Find the lines that hold the word "number" and return them.

........

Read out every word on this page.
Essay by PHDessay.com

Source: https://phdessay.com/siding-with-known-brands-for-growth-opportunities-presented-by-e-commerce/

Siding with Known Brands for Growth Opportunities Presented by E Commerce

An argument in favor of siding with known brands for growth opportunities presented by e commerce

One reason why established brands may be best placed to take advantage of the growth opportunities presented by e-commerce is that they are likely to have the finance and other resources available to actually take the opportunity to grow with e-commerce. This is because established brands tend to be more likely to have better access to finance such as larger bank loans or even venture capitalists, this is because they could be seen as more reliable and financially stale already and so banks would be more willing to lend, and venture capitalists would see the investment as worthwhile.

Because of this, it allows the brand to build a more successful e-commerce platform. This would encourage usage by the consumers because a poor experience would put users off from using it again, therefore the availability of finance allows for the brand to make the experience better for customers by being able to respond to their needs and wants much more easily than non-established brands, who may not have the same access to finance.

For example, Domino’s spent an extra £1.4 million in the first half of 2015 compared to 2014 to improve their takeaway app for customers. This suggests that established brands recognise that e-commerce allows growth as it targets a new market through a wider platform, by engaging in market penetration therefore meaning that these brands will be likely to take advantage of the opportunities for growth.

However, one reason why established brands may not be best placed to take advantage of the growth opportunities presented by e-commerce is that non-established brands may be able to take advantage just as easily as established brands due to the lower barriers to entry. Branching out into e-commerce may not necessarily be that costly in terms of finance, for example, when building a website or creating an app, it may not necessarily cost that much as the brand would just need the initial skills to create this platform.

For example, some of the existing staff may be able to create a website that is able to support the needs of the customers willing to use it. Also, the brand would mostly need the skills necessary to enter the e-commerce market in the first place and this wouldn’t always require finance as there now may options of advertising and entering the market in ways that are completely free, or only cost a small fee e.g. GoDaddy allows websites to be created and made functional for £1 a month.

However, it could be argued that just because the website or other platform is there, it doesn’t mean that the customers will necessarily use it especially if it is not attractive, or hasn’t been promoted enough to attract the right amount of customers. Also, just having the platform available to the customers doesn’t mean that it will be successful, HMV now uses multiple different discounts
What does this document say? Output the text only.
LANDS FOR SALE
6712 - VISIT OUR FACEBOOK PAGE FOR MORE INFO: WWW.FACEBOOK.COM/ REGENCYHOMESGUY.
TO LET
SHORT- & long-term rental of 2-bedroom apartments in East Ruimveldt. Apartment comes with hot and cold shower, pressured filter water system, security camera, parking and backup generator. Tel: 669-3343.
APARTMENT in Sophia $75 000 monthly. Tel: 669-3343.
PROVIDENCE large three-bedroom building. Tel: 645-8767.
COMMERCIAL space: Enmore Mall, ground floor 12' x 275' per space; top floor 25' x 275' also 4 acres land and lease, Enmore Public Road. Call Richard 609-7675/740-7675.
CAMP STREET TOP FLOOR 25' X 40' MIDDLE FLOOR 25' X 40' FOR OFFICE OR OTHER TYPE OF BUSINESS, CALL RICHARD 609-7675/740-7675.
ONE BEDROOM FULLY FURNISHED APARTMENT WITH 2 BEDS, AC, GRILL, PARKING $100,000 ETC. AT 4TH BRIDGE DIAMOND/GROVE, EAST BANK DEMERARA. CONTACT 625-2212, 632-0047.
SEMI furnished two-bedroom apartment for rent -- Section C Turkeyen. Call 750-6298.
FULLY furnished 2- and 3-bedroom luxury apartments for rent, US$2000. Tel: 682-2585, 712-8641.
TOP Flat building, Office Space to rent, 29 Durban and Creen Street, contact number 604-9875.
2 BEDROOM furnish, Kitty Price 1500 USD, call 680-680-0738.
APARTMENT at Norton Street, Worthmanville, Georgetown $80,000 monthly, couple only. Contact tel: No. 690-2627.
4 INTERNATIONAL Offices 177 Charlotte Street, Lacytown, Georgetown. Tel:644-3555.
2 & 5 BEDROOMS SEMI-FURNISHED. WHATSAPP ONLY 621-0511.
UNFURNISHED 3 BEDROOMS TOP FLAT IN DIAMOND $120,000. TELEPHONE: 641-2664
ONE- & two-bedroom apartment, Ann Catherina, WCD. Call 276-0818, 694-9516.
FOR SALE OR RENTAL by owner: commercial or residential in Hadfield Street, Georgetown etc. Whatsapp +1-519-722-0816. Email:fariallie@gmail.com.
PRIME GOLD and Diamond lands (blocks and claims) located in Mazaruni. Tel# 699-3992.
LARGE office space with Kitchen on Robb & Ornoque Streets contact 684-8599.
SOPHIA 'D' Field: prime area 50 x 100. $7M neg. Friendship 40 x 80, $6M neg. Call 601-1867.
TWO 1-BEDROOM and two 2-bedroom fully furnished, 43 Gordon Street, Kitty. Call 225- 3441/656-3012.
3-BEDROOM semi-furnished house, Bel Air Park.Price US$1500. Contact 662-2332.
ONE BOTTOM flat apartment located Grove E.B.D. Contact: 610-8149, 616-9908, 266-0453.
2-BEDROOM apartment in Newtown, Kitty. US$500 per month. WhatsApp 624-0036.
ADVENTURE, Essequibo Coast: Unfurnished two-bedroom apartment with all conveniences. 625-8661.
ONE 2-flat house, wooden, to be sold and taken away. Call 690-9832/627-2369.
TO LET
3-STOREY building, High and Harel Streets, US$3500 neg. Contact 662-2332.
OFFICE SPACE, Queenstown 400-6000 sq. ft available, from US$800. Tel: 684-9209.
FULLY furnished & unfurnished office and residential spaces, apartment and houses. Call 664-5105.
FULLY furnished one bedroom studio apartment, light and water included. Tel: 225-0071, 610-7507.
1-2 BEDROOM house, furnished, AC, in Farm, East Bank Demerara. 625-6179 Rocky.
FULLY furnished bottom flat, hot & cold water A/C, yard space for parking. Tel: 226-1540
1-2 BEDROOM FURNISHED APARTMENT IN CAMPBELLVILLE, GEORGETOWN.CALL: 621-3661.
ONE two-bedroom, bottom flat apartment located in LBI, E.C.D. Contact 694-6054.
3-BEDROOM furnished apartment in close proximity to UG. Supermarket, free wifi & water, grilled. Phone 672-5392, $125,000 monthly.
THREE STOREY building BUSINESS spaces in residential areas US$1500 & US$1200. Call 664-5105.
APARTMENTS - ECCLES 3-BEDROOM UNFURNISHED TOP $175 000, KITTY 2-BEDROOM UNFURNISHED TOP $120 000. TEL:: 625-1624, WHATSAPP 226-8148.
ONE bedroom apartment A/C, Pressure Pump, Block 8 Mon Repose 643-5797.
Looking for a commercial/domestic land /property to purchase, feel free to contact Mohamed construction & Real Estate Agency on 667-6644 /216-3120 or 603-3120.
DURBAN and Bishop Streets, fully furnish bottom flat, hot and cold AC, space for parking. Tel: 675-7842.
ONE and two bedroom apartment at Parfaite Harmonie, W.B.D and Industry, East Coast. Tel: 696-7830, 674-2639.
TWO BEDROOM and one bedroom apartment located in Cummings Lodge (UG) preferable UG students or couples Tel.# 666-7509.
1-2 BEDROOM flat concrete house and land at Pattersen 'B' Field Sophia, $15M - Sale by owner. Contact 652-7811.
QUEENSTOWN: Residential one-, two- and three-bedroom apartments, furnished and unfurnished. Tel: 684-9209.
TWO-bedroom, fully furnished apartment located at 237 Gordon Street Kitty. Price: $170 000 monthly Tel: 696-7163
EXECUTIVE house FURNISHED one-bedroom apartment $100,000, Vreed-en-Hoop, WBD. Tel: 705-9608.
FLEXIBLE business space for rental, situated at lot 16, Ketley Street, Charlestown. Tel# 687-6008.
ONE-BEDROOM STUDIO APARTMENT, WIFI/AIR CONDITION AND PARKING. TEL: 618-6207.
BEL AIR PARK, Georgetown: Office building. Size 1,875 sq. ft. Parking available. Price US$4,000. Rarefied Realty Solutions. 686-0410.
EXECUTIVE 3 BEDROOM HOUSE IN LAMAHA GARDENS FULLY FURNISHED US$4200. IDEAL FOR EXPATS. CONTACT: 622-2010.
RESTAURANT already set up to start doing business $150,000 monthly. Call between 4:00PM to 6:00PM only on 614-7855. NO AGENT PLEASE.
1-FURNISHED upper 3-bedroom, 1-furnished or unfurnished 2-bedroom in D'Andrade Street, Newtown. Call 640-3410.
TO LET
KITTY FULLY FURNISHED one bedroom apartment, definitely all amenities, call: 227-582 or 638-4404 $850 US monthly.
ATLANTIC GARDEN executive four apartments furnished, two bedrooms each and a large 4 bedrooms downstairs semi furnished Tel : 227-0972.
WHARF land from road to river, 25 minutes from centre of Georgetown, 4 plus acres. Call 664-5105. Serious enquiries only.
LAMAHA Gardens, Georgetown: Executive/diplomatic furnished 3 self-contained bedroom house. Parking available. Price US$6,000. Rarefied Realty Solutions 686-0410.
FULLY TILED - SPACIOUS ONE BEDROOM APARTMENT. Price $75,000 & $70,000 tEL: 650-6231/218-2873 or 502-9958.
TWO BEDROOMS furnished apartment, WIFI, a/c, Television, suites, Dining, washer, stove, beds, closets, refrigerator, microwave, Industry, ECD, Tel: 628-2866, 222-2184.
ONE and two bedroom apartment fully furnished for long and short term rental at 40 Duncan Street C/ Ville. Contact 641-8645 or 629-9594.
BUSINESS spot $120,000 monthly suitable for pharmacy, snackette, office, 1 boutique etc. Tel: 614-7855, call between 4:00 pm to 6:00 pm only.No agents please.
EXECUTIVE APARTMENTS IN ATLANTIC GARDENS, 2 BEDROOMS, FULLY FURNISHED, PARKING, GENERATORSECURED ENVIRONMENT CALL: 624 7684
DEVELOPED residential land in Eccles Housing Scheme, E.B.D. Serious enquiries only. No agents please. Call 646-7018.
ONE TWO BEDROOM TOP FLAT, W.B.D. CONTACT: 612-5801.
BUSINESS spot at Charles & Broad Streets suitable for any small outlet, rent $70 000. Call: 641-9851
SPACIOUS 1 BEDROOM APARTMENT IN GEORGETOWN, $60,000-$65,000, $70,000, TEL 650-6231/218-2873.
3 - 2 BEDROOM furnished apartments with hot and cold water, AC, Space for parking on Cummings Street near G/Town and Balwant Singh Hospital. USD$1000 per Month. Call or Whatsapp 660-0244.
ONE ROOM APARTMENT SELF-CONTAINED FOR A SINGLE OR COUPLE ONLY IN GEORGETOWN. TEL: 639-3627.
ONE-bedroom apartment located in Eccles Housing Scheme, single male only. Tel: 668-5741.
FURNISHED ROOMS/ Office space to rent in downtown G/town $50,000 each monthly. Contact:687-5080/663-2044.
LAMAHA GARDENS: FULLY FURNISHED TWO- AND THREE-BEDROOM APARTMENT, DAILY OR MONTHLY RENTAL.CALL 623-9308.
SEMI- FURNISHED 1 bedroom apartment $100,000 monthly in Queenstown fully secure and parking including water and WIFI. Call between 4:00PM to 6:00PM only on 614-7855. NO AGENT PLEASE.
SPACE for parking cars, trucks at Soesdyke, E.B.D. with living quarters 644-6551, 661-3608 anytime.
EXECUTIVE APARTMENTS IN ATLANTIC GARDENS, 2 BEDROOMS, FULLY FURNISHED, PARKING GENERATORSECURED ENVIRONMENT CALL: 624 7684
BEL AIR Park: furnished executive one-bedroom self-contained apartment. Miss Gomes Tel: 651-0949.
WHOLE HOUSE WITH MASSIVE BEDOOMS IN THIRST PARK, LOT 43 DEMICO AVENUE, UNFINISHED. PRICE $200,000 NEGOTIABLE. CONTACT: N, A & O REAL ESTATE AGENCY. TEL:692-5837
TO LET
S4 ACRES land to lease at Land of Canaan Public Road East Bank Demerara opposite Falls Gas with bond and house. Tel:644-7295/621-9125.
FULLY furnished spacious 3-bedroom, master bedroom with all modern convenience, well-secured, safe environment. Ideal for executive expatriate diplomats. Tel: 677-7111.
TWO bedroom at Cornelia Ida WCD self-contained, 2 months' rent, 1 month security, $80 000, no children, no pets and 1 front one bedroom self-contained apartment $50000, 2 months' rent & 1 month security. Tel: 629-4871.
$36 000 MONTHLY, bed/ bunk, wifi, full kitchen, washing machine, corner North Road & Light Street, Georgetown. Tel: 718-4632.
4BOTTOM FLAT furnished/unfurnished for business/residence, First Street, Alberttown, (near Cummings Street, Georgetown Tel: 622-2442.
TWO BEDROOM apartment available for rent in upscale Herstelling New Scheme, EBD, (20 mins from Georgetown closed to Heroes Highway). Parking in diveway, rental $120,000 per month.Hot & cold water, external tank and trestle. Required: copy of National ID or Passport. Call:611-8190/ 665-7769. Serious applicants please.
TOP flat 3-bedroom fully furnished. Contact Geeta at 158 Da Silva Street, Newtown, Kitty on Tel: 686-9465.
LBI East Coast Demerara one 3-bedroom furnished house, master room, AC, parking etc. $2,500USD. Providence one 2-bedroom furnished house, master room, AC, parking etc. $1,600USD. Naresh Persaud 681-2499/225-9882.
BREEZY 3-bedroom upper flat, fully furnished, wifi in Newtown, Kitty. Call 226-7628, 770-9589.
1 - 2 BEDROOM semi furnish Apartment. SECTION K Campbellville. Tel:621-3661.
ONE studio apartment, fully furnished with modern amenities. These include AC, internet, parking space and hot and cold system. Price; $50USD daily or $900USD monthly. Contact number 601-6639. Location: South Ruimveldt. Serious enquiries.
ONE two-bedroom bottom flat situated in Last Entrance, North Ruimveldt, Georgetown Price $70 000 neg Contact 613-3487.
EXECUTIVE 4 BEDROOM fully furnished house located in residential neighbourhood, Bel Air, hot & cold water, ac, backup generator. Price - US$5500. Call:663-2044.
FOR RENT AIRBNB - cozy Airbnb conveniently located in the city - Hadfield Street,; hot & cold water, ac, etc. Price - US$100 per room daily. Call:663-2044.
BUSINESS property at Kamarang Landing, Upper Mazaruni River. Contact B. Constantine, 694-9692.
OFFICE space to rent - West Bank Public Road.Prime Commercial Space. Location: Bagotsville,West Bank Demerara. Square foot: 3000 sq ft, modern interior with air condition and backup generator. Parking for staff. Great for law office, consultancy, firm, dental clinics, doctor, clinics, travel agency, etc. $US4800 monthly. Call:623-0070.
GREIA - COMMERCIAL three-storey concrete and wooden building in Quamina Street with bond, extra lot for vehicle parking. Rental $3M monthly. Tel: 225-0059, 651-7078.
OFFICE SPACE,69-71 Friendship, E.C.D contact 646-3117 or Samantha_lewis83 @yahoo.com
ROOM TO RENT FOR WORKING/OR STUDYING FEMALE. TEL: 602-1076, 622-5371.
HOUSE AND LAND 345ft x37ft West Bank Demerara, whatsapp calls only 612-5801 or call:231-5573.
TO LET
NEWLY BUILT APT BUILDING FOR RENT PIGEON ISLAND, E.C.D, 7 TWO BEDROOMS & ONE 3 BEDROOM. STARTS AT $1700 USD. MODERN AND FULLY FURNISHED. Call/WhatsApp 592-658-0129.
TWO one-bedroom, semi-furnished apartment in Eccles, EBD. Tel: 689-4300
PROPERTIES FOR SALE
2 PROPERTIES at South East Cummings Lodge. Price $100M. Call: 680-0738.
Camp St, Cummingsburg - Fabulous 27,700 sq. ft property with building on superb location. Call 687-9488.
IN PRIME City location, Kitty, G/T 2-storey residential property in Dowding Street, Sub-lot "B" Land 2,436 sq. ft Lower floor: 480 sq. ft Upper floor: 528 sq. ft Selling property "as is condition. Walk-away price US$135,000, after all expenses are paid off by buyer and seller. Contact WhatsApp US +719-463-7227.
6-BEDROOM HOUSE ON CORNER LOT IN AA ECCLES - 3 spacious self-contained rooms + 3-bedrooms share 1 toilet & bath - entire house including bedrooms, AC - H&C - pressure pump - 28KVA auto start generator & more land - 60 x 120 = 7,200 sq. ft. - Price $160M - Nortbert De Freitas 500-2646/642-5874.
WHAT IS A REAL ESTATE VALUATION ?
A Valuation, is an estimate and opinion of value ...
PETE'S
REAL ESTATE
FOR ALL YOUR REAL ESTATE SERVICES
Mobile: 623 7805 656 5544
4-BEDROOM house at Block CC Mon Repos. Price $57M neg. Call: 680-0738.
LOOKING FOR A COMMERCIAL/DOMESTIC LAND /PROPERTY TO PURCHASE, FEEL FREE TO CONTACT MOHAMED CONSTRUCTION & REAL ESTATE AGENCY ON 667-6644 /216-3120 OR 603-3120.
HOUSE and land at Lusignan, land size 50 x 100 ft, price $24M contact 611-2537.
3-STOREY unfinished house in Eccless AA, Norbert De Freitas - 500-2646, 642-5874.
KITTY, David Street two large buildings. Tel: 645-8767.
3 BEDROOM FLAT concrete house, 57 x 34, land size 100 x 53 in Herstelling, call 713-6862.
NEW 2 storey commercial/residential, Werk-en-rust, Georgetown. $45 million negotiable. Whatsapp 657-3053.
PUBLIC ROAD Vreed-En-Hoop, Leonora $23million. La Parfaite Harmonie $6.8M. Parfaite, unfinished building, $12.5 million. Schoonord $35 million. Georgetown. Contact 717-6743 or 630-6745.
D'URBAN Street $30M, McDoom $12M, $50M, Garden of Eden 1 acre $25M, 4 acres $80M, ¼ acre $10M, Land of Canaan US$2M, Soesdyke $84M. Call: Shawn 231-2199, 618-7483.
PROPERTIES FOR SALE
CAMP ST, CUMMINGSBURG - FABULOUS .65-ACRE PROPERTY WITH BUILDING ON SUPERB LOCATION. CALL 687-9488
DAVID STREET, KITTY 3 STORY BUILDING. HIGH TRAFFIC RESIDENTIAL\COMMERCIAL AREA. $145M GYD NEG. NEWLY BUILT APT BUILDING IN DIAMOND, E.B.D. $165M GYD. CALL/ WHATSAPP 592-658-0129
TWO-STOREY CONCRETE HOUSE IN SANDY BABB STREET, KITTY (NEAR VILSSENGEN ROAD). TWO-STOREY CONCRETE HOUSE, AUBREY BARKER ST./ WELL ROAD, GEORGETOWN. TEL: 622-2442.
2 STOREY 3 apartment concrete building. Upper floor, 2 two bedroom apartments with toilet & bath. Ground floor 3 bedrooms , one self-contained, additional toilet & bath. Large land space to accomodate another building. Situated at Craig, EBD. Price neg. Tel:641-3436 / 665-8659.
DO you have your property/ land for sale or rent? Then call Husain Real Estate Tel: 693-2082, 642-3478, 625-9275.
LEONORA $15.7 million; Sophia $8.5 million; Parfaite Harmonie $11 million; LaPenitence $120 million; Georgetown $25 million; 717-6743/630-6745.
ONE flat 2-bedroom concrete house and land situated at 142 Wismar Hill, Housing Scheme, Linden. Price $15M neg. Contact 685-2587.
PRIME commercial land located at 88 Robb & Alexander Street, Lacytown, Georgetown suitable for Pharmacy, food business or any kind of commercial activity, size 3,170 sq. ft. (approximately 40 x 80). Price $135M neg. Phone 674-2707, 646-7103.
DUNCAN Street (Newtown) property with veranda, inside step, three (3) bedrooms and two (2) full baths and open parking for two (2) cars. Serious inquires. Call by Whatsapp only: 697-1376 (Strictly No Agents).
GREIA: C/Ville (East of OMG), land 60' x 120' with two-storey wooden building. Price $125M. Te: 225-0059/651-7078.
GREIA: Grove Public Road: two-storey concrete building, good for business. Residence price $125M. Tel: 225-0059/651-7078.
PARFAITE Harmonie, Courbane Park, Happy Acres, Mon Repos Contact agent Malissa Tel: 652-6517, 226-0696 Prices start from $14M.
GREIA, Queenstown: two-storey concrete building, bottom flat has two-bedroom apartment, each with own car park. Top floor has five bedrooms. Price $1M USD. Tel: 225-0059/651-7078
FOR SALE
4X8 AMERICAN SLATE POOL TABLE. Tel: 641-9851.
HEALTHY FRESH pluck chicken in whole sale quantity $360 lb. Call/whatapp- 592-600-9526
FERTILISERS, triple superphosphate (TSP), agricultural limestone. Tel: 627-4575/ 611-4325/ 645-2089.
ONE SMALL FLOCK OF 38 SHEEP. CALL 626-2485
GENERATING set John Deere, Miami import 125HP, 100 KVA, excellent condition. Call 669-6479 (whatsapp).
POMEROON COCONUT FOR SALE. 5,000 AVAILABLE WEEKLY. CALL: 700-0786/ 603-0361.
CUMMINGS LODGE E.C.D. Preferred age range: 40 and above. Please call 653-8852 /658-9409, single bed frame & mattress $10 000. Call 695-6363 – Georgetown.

........

**SOLUTION BELOW:**
TOP Flat building, Office Space to rent, 29 Durban and Creen Street, contact number 604-9875.
ONE studio apartment, fully furnished with modern amenities. These include AC, internet, parking space and hot and cold system. Price; $50USD daily or $900USD monthly. Contact number 601-6639. Location: South Ruimveldt. Serious enquiries.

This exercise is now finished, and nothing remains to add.